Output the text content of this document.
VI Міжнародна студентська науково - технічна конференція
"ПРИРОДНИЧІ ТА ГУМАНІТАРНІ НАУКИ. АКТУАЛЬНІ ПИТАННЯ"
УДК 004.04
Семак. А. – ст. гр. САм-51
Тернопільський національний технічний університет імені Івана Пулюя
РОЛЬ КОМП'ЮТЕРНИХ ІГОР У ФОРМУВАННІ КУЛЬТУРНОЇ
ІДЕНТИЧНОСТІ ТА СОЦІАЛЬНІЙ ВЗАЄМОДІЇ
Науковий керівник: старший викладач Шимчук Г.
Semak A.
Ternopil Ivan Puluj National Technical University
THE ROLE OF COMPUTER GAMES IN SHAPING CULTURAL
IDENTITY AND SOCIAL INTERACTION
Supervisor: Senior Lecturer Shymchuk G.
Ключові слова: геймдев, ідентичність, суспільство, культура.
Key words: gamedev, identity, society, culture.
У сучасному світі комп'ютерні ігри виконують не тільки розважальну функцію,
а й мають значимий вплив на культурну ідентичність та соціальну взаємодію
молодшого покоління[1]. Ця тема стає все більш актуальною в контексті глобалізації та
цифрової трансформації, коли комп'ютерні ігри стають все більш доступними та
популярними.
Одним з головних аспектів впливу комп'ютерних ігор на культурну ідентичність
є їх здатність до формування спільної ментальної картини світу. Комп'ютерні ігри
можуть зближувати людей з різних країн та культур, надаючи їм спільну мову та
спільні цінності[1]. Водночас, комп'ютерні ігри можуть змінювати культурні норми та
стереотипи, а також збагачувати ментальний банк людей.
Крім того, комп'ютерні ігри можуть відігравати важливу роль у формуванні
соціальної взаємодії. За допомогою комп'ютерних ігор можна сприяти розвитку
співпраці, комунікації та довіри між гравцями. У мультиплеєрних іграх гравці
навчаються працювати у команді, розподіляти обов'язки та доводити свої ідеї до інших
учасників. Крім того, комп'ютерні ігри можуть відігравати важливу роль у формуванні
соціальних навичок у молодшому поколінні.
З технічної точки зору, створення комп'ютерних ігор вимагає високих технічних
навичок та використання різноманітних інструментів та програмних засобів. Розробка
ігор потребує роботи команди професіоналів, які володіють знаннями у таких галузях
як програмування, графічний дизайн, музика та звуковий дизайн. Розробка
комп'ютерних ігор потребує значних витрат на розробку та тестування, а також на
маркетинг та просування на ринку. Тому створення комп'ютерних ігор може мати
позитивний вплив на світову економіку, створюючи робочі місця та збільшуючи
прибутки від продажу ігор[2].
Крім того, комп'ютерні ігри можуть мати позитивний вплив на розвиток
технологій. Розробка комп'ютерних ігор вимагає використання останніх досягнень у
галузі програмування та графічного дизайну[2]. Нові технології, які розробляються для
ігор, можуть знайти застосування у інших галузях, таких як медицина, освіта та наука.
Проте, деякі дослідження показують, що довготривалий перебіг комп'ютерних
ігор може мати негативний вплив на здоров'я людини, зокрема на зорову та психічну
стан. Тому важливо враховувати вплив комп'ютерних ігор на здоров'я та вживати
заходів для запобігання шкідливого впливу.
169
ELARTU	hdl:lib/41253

**Aim of the task**:
Extract each line holding the string "використання".

**Task response**:
навичок та використання різноманітних інструментів та програмних засобів. Розробка
технологій. Розробка комп'ютерних ігор вимагає використання останніх досягнень у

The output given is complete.